WHAT TO PRODUCE
The answer must be every line of the records below that contains the word "Motiv".

******

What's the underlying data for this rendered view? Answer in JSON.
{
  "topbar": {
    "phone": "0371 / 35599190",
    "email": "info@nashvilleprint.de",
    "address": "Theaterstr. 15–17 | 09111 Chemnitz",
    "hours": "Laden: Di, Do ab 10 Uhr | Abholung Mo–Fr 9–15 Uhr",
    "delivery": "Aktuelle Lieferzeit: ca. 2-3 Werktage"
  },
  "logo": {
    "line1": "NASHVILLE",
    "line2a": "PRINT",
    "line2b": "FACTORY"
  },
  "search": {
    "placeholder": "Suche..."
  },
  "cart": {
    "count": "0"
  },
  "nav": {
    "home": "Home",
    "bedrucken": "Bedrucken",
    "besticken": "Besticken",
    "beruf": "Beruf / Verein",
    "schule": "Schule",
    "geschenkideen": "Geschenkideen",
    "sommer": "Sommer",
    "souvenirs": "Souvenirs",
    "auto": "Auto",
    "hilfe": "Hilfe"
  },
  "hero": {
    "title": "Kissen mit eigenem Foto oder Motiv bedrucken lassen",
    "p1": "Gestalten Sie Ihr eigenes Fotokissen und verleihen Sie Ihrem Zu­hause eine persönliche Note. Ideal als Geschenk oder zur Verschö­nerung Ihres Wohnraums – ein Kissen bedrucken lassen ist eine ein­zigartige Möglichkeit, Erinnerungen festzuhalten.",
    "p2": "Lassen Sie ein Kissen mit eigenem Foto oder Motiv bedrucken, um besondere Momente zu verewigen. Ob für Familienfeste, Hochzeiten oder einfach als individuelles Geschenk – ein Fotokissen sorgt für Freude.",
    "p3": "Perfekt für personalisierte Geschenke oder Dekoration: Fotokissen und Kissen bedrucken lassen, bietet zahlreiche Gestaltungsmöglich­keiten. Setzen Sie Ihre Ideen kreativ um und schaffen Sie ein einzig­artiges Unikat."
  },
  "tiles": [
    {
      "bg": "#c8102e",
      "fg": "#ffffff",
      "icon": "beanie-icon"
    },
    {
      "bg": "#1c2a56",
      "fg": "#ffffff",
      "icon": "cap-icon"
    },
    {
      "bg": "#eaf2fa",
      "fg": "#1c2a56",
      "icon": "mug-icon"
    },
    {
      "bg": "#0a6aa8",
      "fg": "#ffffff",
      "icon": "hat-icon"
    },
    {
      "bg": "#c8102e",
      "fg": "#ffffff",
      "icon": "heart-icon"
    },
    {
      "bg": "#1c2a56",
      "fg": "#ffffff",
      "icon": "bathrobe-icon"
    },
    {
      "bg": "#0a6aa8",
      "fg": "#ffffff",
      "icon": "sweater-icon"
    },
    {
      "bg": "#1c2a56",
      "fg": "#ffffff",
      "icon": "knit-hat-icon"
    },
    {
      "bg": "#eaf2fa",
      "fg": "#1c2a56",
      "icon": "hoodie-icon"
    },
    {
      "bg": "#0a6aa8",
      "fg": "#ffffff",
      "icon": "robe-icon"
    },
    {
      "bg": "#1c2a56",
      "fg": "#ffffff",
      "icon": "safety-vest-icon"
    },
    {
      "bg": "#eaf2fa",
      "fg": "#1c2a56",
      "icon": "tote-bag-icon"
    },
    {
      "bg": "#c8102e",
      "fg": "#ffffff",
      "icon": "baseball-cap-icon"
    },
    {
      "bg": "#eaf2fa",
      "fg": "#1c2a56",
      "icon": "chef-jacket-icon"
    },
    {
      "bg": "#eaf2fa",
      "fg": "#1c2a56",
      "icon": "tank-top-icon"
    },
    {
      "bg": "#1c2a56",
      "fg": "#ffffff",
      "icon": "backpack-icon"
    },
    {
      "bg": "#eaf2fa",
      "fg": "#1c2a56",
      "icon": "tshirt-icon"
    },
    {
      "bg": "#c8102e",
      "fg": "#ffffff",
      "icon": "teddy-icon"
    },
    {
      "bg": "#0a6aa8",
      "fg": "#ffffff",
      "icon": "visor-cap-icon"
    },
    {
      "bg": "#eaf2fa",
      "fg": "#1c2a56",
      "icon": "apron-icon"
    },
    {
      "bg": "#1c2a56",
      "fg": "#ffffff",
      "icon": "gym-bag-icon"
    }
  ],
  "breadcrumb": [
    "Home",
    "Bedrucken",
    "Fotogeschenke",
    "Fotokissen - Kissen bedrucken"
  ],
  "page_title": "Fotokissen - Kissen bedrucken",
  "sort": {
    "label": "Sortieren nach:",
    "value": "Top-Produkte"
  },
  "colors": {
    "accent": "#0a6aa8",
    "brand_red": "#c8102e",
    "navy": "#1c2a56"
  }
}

******

EXERCISE OUTPUT
    "title": "Kissen mit eigenem Foto oder Motiv bedrucken lassen",
    "p2": "Lassen Sie ein Kissen mit eigenem Foto oder Motiv bedrucken, um besondere Momente zu verewigen. Ob für Familienfeste, Hochzeiten oder einfach als individuelles Geschenk – ein Fotokissen sorgt für Freude.",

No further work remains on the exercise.